### Source records
■ ■ ■ ■

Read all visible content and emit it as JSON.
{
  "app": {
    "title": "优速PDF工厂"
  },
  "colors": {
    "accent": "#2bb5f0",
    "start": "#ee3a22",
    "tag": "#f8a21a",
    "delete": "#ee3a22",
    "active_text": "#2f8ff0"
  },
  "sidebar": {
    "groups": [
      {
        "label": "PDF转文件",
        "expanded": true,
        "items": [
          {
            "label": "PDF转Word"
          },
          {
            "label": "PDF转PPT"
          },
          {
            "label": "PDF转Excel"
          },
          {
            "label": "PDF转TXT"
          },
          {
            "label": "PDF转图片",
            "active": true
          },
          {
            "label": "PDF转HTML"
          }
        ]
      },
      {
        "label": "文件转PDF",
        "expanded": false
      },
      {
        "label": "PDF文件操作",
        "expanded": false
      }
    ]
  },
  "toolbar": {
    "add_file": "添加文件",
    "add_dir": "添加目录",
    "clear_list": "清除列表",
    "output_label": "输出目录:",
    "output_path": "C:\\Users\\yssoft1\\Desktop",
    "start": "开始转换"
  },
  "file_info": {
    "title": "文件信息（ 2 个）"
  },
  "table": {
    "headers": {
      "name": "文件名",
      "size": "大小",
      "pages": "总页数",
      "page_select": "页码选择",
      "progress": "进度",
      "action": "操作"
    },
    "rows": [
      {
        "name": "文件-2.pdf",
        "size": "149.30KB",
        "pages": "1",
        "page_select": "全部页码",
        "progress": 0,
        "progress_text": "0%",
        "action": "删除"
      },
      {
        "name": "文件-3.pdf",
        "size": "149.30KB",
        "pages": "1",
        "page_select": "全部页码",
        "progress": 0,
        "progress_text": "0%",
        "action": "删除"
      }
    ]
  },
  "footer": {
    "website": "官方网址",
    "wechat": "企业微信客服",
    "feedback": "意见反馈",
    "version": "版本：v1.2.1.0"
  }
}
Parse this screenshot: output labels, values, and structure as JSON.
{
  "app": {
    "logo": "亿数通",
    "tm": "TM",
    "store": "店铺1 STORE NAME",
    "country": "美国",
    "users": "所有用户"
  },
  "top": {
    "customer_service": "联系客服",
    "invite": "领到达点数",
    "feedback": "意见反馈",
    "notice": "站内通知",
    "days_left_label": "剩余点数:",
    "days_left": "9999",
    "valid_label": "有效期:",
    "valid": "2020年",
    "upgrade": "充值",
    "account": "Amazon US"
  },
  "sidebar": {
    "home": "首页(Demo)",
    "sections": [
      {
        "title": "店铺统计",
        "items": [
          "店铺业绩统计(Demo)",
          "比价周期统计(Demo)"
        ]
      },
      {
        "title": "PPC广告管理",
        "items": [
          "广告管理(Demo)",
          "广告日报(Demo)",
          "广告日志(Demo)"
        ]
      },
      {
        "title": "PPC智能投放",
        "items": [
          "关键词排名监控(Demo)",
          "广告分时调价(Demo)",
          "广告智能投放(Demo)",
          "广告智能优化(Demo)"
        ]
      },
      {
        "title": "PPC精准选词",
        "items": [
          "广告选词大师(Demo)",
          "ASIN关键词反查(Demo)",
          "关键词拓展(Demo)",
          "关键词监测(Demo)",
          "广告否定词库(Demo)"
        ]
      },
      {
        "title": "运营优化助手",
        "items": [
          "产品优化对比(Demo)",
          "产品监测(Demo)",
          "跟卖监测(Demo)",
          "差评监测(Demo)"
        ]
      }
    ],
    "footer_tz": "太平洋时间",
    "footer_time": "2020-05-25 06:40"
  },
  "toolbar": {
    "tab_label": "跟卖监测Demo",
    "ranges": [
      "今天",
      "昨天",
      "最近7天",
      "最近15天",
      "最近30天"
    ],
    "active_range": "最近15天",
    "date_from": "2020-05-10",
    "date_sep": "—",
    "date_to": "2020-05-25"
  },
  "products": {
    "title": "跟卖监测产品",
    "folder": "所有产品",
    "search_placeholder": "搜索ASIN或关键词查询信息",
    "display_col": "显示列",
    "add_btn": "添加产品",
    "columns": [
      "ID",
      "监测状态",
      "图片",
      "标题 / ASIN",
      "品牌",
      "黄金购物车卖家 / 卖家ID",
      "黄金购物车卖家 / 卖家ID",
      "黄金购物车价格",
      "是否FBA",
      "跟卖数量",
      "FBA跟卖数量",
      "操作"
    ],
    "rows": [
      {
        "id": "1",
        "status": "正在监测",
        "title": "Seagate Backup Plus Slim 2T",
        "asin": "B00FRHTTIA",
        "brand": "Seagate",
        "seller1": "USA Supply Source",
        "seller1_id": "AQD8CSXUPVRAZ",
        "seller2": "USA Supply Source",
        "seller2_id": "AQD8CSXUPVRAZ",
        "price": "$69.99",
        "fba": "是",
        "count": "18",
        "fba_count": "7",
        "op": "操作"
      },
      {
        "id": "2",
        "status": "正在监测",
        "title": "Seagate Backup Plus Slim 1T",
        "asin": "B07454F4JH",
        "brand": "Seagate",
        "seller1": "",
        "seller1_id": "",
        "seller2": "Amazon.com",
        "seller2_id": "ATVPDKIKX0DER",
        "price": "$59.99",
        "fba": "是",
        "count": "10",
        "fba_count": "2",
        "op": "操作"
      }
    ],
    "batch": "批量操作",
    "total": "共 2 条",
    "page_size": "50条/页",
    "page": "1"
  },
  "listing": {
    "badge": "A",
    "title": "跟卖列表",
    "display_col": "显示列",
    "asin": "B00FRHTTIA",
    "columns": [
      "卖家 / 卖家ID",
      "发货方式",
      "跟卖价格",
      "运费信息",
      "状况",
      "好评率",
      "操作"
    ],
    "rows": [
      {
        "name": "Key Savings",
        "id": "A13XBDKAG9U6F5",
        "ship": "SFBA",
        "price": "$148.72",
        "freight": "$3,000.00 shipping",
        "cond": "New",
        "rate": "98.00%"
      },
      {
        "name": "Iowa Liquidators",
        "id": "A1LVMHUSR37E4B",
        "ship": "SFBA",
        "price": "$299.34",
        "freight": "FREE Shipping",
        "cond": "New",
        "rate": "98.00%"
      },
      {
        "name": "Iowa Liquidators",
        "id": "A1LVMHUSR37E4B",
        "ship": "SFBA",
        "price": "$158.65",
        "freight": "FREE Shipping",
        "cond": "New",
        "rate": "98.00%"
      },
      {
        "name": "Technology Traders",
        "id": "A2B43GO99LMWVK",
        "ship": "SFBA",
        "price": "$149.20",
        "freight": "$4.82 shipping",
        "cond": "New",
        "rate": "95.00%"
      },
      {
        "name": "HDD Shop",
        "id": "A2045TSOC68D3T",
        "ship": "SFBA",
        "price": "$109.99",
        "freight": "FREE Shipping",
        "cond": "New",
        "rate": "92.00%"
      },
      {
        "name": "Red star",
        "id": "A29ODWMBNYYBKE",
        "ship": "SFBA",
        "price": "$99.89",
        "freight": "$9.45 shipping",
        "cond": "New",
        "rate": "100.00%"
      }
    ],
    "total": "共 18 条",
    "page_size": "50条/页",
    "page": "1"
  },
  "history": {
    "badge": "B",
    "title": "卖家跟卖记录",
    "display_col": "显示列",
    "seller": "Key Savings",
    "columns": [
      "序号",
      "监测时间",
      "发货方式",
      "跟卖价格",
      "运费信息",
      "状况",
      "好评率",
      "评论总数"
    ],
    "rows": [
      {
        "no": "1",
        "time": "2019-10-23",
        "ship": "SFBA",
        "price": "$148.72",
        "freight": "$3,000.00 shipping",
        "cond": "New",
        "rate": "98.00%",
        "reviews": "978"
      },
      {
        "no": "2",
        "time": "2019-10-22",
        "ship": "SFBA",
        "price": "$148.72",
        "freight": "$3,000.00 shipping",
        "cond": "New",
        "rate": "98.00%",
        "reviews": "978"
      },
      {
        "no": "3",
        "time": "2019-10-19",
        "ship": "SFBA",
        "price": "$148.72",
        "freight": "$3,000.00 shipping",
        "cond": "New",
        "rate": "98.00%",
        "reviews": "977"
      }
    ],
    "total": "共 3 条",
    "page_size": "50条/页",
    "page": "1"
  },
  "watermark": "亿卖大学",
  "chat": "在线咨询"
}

■ ■ ■ ■

### Instructions for the task
Identify how many lines in the entries above contain the word "JSON" and provide only that figure.

### Answer to this problem
2